What needs to be done
Check each line of the listing, and copy it if it contains the word "their".

───── Data for the task ─────

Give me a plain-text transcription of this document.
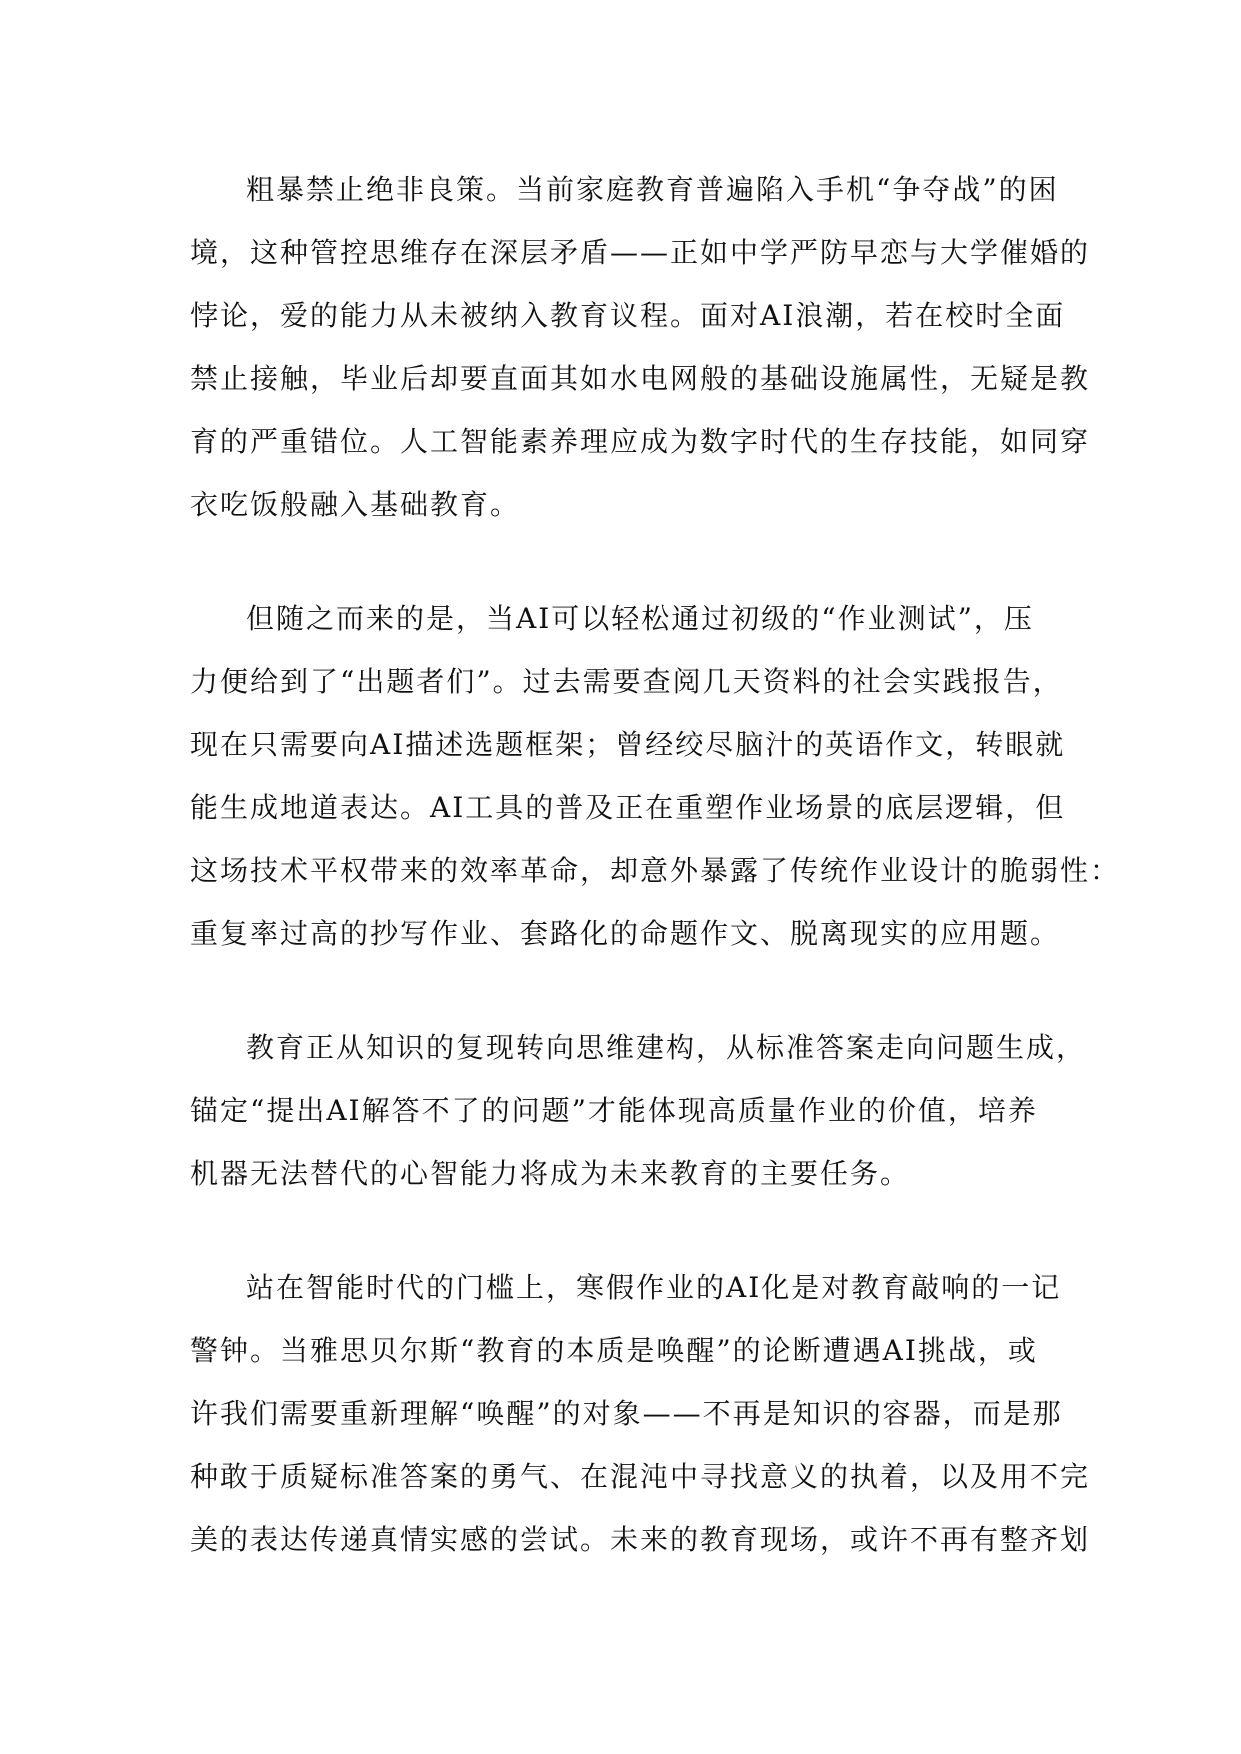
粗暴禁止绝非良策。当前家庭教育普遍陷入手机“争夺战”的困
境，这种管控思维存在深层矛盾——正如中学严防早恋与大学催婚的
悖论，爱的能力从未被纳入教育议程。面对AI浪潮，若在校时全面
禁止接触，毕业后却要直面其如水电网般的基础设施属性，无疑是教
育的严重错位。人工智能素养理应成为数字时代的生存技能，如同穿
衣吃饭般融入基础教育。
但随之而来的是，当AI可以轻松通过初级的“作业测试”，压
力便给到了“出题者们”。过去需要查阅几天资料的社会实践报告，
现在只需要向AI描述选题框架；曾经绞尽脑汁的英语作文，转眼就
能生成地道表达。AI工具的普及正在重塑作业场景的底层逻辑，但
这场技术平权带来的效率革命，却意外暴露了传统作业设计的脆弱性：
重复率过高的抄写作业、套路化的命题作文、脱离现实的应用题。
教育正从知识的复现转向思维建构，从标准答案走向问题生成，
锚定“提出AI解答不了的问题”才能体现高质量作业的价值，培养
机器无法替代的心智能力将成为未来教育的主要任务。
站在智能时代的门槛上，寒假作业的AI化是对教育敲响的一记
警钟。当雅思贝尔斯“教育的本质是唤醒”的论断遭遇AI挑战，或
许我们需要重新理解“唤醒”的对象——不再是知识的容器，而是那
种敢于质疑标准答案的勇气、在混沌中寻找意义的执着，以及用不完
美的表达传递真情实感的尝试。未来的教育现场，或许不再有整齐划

─────
───── Data for the task ─────

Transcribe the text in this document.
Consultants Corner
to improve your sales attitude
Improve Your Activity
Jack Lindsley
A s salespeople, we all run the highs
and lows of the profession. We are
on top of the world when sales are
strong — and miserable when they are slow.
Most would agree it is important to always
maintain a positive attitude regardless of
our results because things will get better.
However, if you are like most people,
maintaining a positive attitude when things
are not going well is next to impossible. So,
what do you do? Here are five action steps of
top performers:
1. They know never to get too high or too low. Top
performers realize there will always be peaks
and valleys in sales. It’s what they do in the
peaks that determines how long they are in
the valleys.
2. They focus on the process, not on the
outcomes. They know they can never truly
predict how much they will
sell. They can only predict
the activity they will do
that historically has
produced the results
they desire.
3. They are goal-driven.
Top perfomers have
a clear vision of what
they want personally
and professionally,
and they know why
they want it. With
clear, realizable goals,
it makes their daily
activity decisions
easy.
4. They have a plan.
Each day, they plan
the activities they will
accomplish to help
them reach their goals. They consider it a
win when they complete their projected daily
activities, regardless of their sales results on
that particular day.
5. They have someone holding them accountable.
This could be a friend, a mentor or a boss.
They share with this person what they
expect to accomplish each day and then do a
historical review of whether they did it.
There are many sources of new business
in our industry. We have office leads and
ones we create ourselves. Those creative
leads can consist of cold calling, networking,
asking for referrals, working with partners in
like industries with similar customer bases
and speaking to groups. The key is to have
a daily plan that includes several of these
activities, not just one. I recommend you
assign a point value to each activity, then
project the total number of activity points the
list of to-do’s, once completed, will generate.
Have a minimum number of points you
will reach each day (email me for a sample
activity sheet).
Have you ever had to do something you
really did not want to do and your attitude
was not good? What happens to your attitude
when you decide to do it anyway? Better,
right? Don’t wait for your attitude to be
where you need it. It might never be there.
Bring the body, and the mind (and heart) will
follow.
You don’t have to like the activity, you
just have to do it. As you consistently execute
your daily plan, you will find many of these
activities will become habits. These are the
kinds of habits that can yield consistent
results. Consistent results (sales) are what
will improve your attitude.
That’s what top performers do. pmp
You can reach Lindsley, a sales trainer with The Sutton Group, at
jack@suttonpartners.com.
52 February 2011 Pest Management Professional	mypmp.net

─────

Result for this task
it makes their daily
them reach their goals. They consider it a
win when they complete their projected daily
activities, regardless of their sales results on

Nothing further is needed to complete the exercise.